-- The input start --

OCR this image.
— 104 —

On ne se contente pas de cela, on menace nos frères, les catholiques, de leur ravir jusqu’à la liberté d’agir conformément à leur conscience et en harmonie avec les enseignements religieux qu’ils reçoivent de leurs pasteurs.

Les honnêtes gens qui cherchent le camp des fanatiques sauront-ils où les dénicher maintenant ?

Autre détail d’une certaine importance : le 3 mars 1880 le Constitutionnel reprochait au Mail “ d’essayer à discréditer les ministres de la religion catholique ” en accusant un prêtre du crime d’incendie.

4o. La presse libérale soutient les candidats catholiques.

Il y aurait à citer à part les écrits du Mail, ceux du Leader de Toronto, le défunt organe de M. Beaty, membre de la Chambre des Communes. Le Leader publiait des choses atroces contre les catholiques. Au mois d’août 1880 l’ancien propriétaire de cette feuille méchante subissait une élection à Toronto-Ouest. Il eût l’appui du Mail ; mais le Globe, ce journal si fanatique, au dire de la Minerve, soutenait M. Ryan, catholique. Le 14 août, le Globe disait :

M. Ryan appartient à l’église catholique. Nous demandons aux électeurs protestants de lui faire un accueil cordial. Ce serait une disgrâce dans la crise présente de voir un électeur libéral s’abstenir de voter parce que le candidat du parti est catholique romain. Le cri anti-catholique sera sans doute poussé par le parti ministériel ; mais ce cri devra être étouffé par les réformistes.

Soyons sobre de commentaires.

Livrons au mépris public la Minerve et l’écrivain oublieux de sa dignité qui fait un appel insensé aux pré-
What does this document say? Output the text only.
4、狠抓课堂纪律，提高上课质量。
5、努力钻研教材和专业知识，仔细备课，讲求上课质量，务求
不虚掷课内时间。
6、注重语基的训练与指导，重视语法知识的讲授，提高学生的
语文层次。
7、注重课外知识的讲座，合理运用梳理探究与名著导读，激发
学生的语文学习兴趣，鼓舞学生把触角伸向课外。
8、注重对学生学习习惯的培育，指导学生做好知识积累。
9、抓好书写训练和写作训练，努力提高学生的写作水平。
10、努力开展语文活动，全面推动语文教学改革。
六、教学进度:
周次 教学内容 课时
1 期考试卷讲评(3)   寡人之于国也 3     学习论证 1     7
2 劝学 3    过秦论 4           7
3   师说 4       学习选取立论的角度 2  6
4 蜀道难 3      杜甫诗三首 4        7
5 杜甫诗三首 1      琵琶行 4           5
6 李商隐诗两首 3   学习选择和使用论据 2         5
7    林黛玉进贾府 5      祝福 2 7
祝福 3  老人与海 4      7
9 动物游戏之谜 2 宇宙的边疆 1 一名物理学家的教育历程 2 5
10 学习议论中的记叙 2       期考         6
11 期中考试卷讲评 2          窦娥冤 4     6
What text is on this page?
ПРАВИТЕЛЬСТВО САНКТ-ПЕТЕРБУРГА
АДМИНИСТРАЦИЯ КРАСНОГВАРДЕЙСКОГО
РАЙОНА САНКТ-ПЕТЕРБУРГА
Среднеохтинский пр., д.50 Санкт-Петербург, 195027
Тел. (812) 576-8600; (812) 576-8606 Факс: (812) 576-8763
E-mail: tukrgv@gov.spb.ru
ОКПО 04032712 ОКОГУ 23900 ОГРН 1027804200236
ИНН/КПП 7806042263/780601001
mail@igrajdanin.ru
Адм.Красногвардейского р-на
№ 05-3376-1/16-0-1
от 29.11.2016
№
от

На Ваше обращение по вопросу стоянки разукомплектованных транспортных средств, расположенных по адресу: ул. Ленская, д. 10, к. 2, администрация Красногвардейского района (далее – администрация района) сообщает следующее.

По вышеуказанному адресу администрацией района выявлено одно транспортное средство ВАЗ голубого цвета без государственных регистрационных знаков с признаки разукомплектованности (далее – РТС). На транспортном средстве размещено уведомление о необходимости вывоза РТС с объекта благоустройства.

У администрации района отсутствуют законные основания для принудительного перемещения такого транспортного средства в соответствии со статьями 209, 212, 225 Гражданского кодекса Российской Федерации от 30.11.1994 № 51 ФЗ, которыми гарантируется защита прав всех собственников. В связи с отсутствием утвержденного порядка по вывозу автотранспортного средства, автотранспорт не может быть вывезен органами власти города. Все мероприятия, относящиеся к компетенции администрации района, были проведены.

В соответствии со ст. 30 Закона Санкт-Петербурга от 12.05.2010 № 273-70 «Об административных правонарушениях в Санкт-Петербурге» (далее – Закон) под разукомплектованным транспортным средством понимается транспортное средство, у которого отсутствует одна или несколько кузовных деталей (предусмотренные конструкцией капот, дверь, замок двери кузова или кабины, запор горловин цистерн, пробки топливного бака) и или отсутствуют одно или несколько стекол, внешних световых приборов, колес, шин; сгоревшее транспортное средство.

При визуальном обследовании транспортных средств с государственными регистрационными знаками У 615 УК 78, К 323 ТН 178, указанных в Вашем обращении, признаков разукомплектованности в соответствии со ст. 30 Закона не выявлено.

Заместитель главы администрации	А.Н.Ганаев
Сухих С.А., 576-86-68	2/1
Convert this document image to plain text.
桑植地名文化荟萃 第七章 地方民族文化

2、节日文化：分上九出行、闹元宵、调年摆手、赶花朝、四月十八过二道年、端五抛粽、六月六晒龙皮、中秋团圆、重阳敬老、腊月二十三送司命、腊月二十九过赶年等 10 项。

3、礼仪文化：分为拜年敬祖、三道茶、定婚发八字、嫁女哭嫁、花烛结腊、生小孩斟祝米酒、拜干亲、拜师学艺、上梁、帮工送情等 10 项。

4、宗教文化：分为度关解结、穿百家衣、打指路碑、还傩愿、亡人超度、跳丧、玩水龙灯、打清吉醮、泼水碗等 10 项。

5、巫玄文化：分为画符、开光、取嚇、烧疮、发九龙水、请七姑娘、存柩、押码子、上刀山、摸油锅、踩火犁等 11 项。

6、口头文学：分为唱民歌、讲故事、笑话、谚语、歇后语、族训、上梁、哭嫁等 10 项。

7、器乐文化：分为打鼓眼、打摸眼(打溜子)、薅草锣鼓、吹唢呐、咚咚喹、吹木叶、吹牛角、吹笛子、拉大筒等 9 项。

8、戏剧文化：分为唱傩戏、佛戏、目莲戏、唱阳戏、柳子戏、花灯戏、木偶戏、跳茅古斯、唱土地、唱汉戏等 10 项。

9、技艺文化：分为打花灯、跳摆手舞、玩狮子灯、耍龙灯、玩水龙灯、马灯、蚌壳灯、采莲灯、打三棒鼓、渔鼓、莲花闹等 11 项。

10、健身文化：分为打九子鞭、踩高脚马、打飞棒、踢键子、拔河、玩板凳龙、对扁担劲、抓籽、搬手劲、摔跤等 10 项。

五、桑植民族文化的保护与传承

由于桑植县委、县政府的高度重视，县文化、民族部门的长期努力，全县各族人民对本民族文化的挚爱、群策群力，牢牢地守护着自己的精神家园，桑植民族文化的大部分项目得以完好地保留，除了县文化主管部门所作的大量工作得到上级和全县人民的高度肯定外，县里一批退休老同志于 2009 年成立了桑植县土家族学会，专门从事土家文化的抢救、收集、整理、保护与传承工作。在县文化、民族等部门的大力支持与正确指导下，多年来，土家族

-- The input end --

▶ _Goal_:
Report back each line of the entries that holds the string "image".

▶ _Exercise result_:
OCR this image.
Convert this document image to plain text.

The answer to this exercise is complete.